> _Job_
Reproduce the listing word for word. Skip any image.

(Data excerpts)
==================================================
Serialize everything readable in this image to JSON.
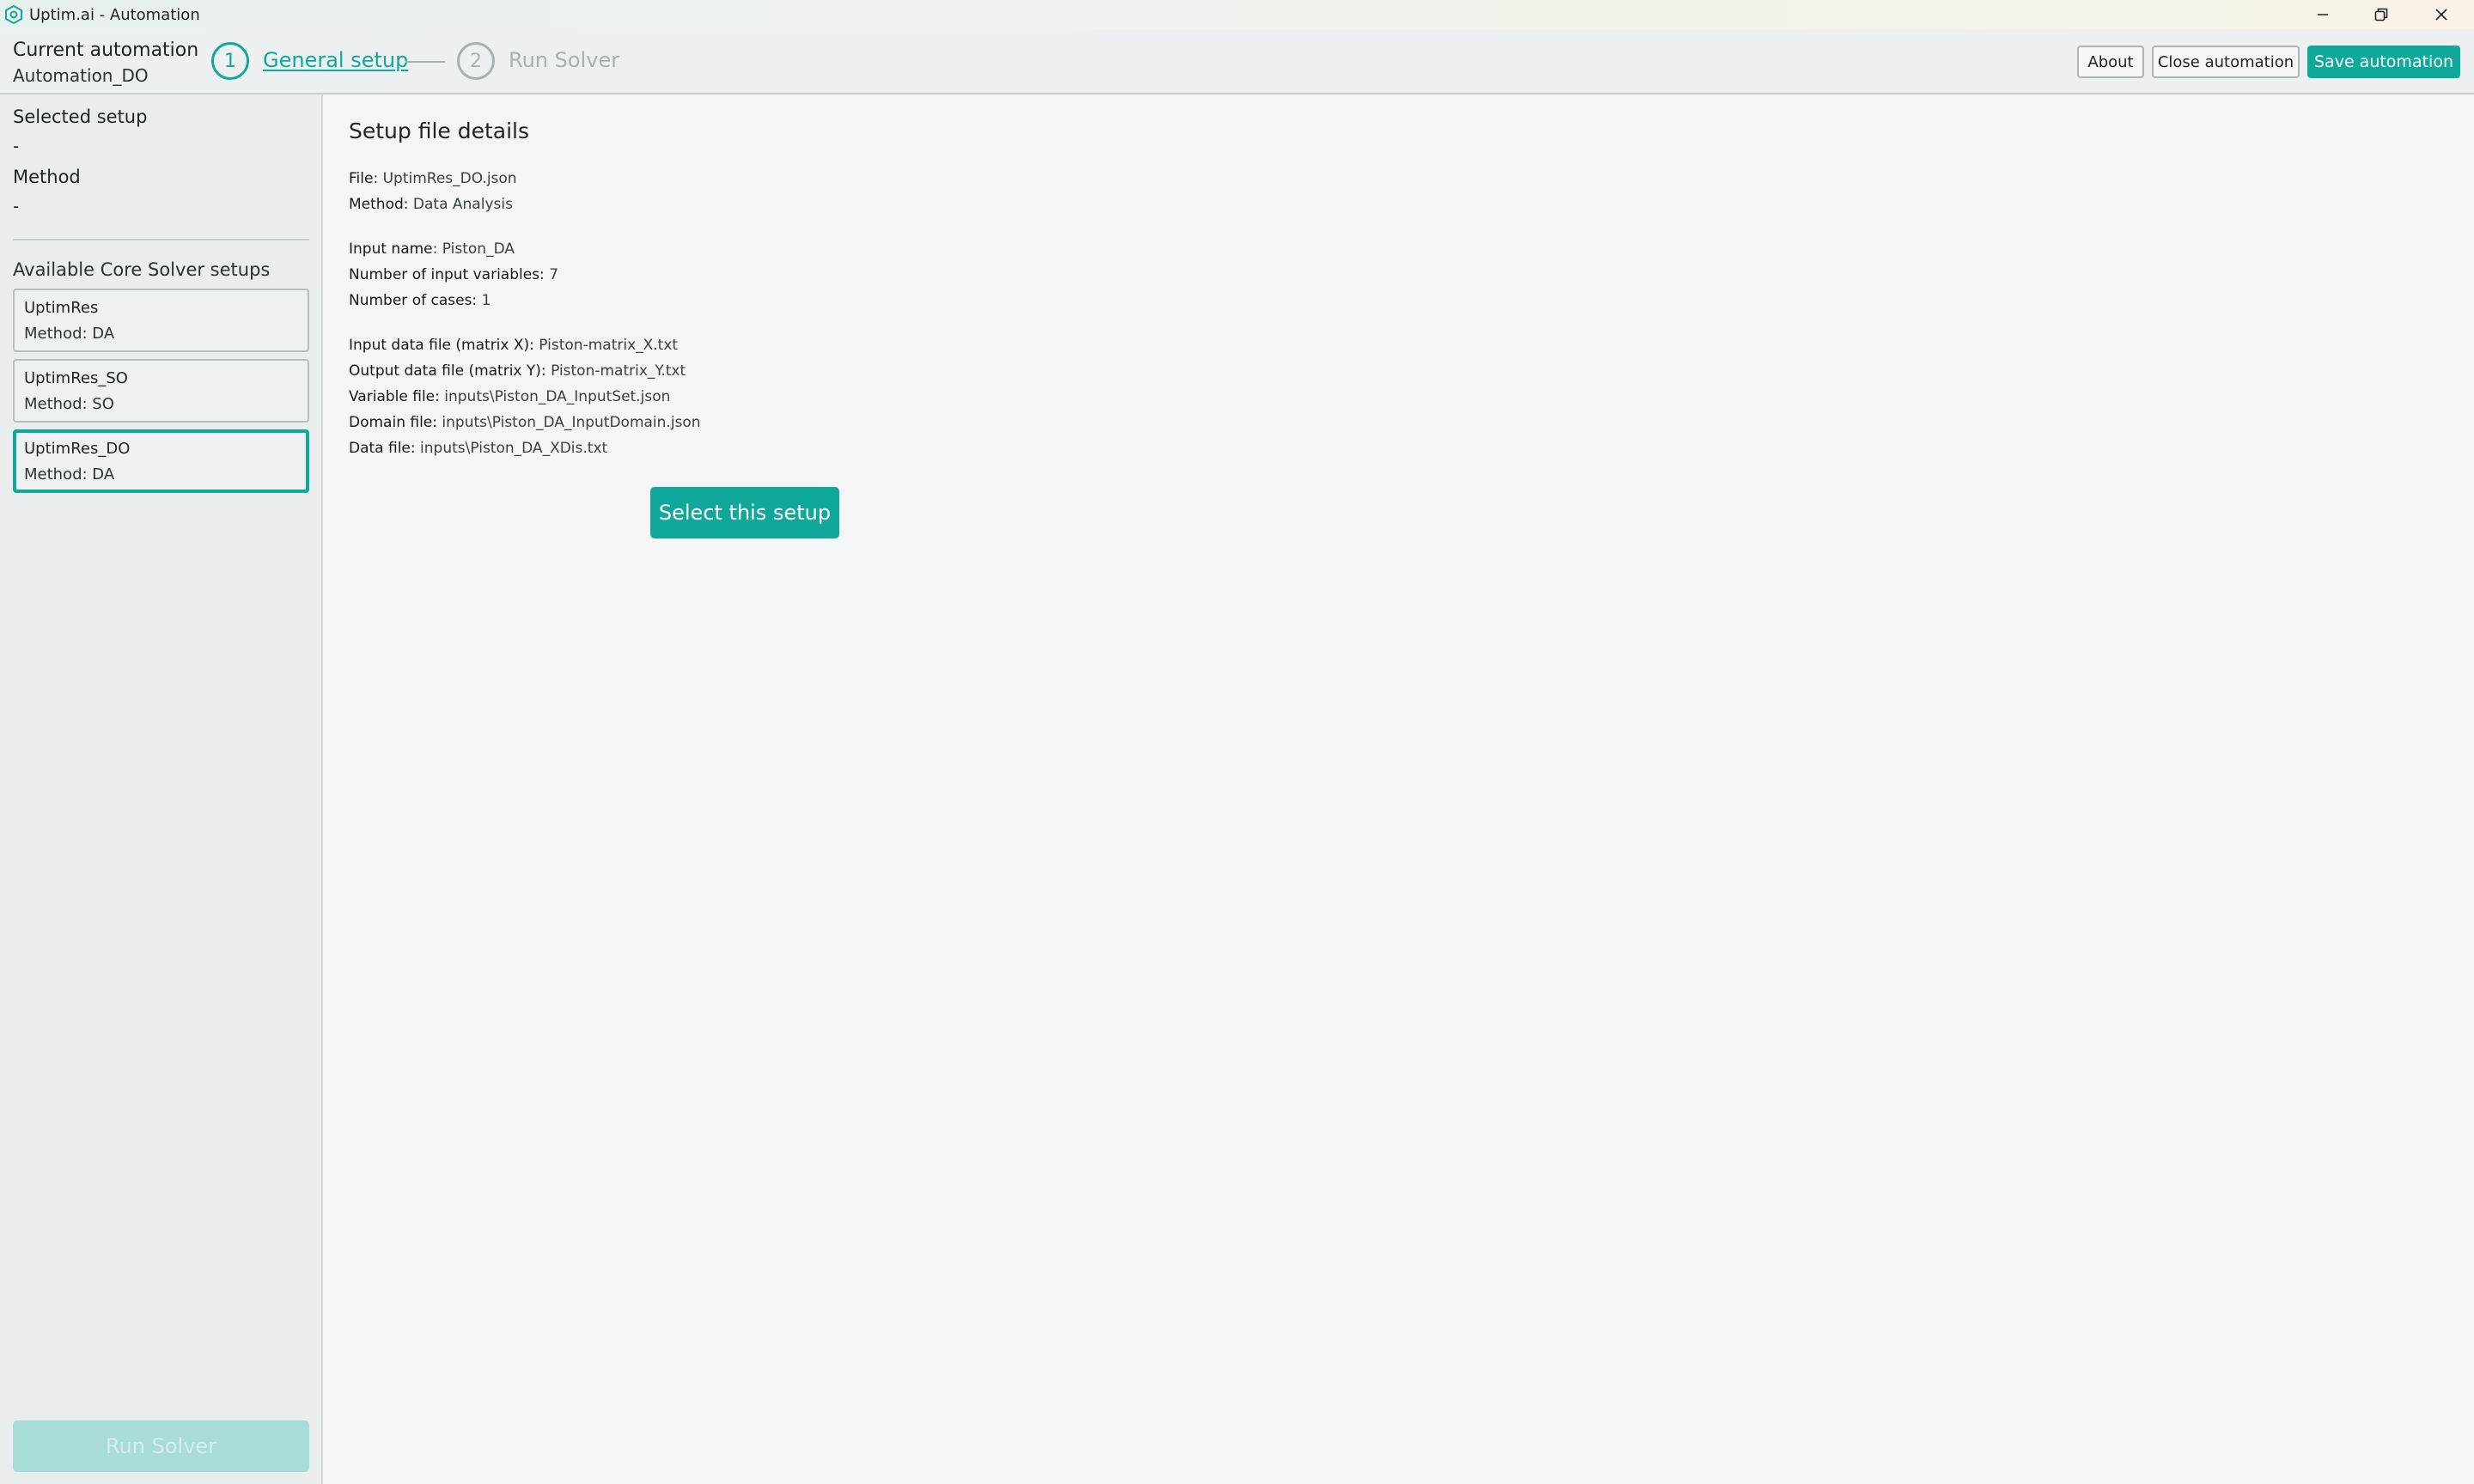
{
  "window": {
    "title": "Uptim.ai - Automation",
    "controls": [
      "minimize-icon",
      "restore-icon",
      "close-icon"
    ]
  },
  "header": {
    "current_label": "Current automation",
    "current_name": "Automation_DO",
    "steps": [
      {
        "number": "1",
        "label": "General setup",
        "state": "active"
      },
      {
        "number": "2",
        "label": "Run Solver",
        "state": "inactive"
      }
    ],
    "about_label": "About",
    "close_label": "Close automation",
    "save_label": "Save automation"
  },
  "sidebar": {
    "selected_setup_label": "Selected setup",
    "selected_setup_value": "-",
    "method_label": "Method",
    "method_value": "-",
    "available_label": "Available Core Solver setups",
    "setups": [
      {
        "name": "UptimRes",
        "method": "Method: DA",
        "selected": false
      },
      {
        "name": "UptimRes_SO",
        "method": "Method: SO",
        "selected": false
      },
      {
        "name": "UptimRes_DO",
        "method": "Method: DA",
        "selected": true
      }
    ],
    "run_label": "Run Solver"
  },
  "details": {
    "title": "Setup file details",
    "file_key": "File:",
    "file_val": "UptimRes_DO.json",
    "method_key": "Method:",
    "method_val": "Data Analysis",
    "input_name_key": "Input name:",
    "input_name_val": "Piston_DA",
    "num_vars_key": "Number of input variables:",
    "num_vars_val": "7",
    "num_cases_key": "Number of cases:",
    "num_cases_val": "1",
    "input_file_key": "Input data file (matrix X):",
    "input_file_val": "Piston-matrix_X.txt",
    "output_file_key": "Output data file (matrix Y):",
    "output_file_val": "Piston-matrix_Y.txt",
    "variable_file_key": "Variable file:",
    "variable_file_val": "inputs\\Piston_DA_InputSet.json",
    "domain_file_key": "Domain file:",
    "domain_file_val": "inputs\\Piston_DA_InputDomain.json",
    "data_file_key": "Data file:",
    "data_file_val": "inputs\\Piston_DA_XDis.txt",
    "select_label": "Select this setup"
  },
  "colors": {
    "accent": "#10a89a",
    "disabled_accent": "#a8dcd6",
    "inactive_step": "#a9b0b4"
  }
}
==================================================
> _Result below_
Serialize everything readable in this image to JSON.
{
  "window": {
    "title": "Uptim.ai - Automation",
    "controls": [
      "minimize-icon",
      "restore-icon",
      "close-icon"
    ]
  },
  "header": {
    "current_label": "Current automation",
    "current_name": "Automation_DO",
    "steps": [
      {
        "number": "1",
        "label": "General setup",
        "state": "active"
      },
      {
        "number": "2",
        "label": "Run Solver",
        "state": "inactive"
      }
    ],
    "about_label": "About",
    "close_label": "Close automation",
    "save_label": "Save automation"
  },
  "sidebar": {
    "selected_setup_label": "Selected setup",
    "selected_setup_value": "-",
    "method_label": "Method",
    "method_value": "-",
    "available_label": "Available Core Solver setups",
    "setups": [
      {
        "name": "UptimRes",
        "method": "Method: DA",
        "selected": false
      },
      {
        "name": "UptimRes_SO",
        "method": "Method: SO",
        "selected": false
      },
      {
        "name": "UptimRes_DO",
        "method": "Method: DA",
        "selected": true
      }
    ],
    "run_label": "Run Solver"
  },
  "details": {
    "title": "Setup file details",
    "file_key": "File:",
    "file_val": "UptimRes_DO.json",
    "method_key": "Method:",
    "method_val": "Data Analysis",
    "input_name_key": "Input name:",
    "input_name_val": "Piston_DA",
    "num_vars_key": "Number of input variables:",
    "num_vars_val": "7",
    "num_cases_key": "Number of cases:",
    "num_cases_val": "1",
    "input_file_key": "Input data file (matrix X):",
    "input_file_val": "Piston-matrix_X.txt",
    "output_file_key": "Output data file (matrix Y):",
    "output_file_val": "Piston-matrix_Y.txt",
    "variable_file_key": "Variable file:",
    "variable_file_val": "inputs\\Piston_DA_InputSet.json",
    "domain_file_key": "Domain file:",
    "domain_file_val": "inputs\\Piston_DA_InputDomain.json",
    "data_file_key": "Data file:",
    "data_file_val": "inputs\\Piston_DA_XDis.txt",
    "select_label": "Select this setup"
  },
  "colors": {
    "accent": "#10a89a",
    "disabled_accent": "#a8dcd6",
    "inactive_step": "#a9b0b4"
  }
}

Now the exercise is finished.